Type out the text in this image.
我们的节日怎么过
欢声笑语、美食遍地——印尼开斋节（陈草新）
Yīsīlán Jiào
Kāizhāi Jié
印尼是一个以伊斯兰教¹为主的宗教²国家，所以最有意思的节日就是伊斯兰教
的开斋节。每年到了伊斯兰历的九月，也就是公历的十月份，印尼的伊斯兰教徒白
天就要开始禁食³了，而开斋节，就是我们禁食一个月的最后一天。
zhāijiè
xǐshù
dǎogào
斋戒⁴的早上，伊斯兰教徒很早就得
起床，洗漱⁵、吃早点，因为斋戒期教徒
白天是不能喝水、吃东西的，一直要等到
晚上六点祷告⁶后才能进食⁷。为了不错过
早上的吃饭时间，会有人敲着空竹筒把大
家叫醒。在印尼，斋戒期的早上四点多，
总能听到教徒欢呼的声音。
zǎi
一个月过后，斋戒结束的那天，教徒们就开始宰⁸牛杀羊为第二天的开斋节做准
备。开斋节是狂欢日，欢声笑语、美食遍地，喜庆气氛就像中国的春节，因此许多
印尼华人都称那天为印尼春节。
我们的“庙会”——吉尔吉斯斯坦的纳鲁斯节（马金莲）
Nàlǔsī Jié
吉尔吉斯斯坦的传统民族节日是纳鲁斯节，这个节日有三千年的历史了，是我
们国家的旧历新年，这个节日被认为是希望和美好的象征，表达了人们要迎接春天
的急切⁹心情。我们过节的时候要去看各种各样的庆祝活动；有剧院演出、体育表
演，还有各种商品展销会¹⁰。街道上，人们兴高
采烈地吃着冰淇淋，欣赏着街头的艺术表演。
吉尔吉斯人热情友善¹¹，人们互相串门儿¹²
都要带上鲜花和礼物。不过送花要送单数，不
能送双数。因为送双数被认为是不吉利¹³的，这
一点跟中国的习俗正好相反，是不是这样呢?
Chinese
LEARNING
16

• • • • •

● Objective
Each entry is to be returned in full, character for character.

● Task answer
Type out the text in this image.
我们的节日怎么过
欢声笑语、美食遍地——印尼开斋节（陈草新）
Yīsīlán Jiào
Kāizhāi Jié
印尼是一个以伊斯兰教¹为主的宗教²国家，所以最有意思的节日就是伊斯兰教
的开斋节。每年到了伊斯兰历的九月，也就是公历的十月份，印尼的伊斯兰教徒白
天就要开始禁食³了，而开斋节，就是我们禁食一个月的最后一天。
zhāijiè
xǐshù
dǎogào
斋戒⁴的早上，伊斯兰教徒很早就得
起床，洗漱⁵、吃早点，因为斋戒期教徒
白天是不能喝水、吃东西的，一直要等到
晚上六点祷告⁶后才能进食⁷。为了不错过
早上的吃饭时间，会有人敲着空竹筒把大
家叫醒。在印尼，斋戒期的早上四点多，
总能听到教徒欢呼的声音。
zǎi
一个月过后，斋戒结束的那天，教徒们就开始宰⁸牛杀羊为第二天的开斋节做准
备。开斋节是狂欢日，欢声笑语、美食遍地，喜庆气氛就像中国的春节，因此许多
印尼华人都称那天为印尼春节。
我们的“庙会”——吉尔吉斯斯坦的纳鲁斯节（马金莲）
Nàlǔsī Jié
吉尔吉斯斯坦的传统民族节日是纳鲁斯节，这个节日有三千年的历史了，是我
们国家的旧历新年，这个节日被认为是希望和美好的象征，表达了人们要迎接春天
的急切⁹心情。我们过节的时候要去看各种各样的庆祝活动；有剧院演出、体育表
演，还有各种商品展销会¹⁰。街道上，人们兴高
采烈地吃着冰淇淋，欣赏着街头的艺术表演。
吉尔吉斯人热情友善¹¹，人们互相串门儿¹²
都要带上鲜花和礼物。不过送花要送单数，不
能送双数。因为送双数被认为是不吉利¹³的，这
一点跟中国的习俗正好相反，是不是这样呢?
Chinese
LEARNING
16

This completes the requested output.